**WHAT TO PRODUCE**
Any pictures in the records below should be skipped; write out everything else exactly.
---------- EXERCISE INPUT ----------
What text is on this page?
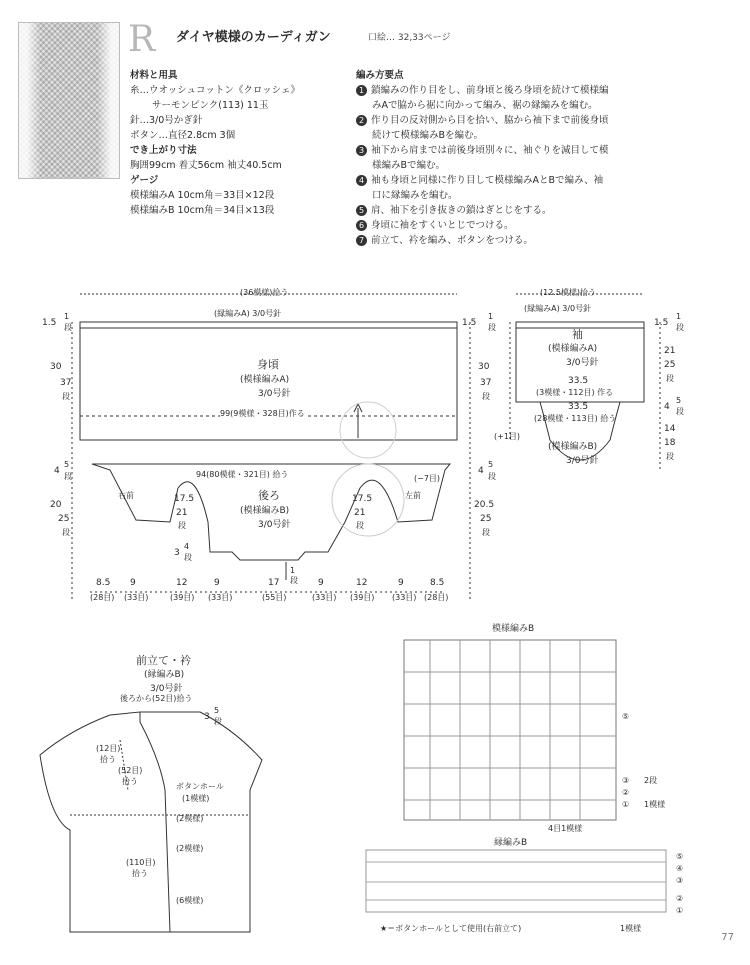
R ダイヤ模様のカーディガン	口絵… 32,33ページ
材料と用具
糸…ウオッシュコットン《クロッシェ》
サーモンピンク(113) 11玉
針…3/0号かぎ針
ボタン…直径2.8cm 3個
でき上がり寸法
胸囲99cm 着丈56cm 袖丈40.5cm
ゲージ
模様編みA 10cm角＝33目×12段
模様編みB 10cm角＝34目×13段
編み方要点
1 鎖編みの作り目をし、前身頃と後ろ身頃を続けて模様編
みAで脇から裾に向かって編み、裾の縁編みを編む。
2 作り目の反対側から目を拾い、脇から袖下まで前後身頃
続けて模様編みBを編む。
3 袖下から肩までは前後身頃別々に、袖ぐりを減目して模
様編みBで編む。
4 袖も身頃と同様に作り目して模様編みAとBで編み、袖
口に縁編みを編む。
5 肩、袖下を引き抜きの鎖はぎとじをする。
6 身頃に袖をすくいとじでつける。
7 前立て、衿を編み、ボタンをつける。
(36模様)拾う
(縁編みA) 3/0号針
身頃
(模様編みA)
3/0号針
99(9模様・328目)作る
94(80模様・321目) 拾う	(−7目)
右前	左前
後ろ
(模様編みB)
3/0号針
1.5
1
段
30
37
段
4
5
段
20
25
段
1.5
1
段
30
37
段
4
5
段
20.5
25
段
17.5
21
段
17.5
21
段
3
4
段
1
段
8.5
(28目)
9
(33目)
12
(39目)
9
(33目)
17
(55目)
9
(33目)
12
(39目)
9
(33目)
8.5
(28目)
(12.5模様)拾う
(縁編みA) 3/0号針
袖
(模様編みA)
3/0号針
33.5
(3模様・112目) 作る
33.5
(28模様・113目) 拾う
(+1目)
(模様編みB)
3/0号針
1.5
1
段
21
25
段
4
5
段
14
18
段
前立て・衿
(縁編みB)
3/0号針
後ろから(52目)拾う
3
5
段
(12目)
拾う
(52目)
拾う
ボタンホール
(1模様)
(2模様)
(2模様)
(110目)
拾う
(6模様)
模様編みB
⑤
③
②
①
2段
1模様
4目1模様
縁編みB
⑤
④
③
②
①
★＝ボタンホールとして使用(右前立て)	1模様
77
----------
**TASK SOLUTION**
What text is on this page?
R ダイヤ模様のカーディガン	口絵… 32,33ページ
材料と用具
糸…ウオッシュコットン《クロッシェ》
サーモンピンク(113) 11玉
針…3/0号かぎ針
ボタン…直径2.8cm 3個
でき上がり寸法
胸囲99cm 着丈56cm 袖丈40.5cm
ゲージ
模様編みA 10cm角＝33目×12段
模様編みB 10cm角＝34目×13段
編み方要点
1 鎖編みの作り目をし、前身頃と後ろ身頃を続けて模様編
みAで脇から裾に向かって編み、裾の縁編みを編む。
2 作り目の反対側から目を拾い、脇から袖下まで前後身頃
続けて模様編みBを編む。
3 袖下から肩までは前後身頃別々に、袖ぐりを減目して模
様編みBで編む。
4 袖も身頃と同様に作り目して模様編みAとBで編み、袖
口に縁編みを編む。
5 肩、袖下を引き抜きの鎖はぎとじをする。
6 身頃に袖をすくいとじでつける。
7 前立て、衿を編み、ボタンをつける。
(36模様)拾う
(縁編みA) 3/0号針
身頃
(模様編みA)
3/0号針
99(9模様・328目)作る
94(80模様・321目) 拾う	(−7目)
右前	左前
後ろ
(模様編みB)
3/0号針
1.5
1
段
30
37
段
4
5
段
20
25
段
1.5
1
段
30
37
段
4
5
段
20.5
25
段
17.5
21
段
17.5
21
段
3
4
段
1
段
8.5
(28目)
9
(33目)
12
(39目)
9
(33目)
17
(55目)
9
(33目)
12
(39目)
9
(33目)
8.5
(28目)
(12.5模様)拾う
(縁編みA) 3/0号針
袖
(模様編みA)
3/0号針
33.5
(3模様・112目) 作る
33.5
(28模様・113目) 拾う
(+1目)
(模様編みB)
3/0号針
1.5
1
段
21
25
段
4
5
段
14
18
段
前立て・衿
(縁編みB)
3/0号針
後ろから(52目)拾う
3
5
段
(12目)
拾う
(52目)
拾う
ボタンホール
(1模様)
(2模様)
(2模様)
(110目)
拾う
(6模様)
模様編みB
⑤
③
②
①
2段
1模様
4目1模様
縁編みB
⑤
④
③
②
①
★＝ボタンホールとして使用(右前立て)	1模様
77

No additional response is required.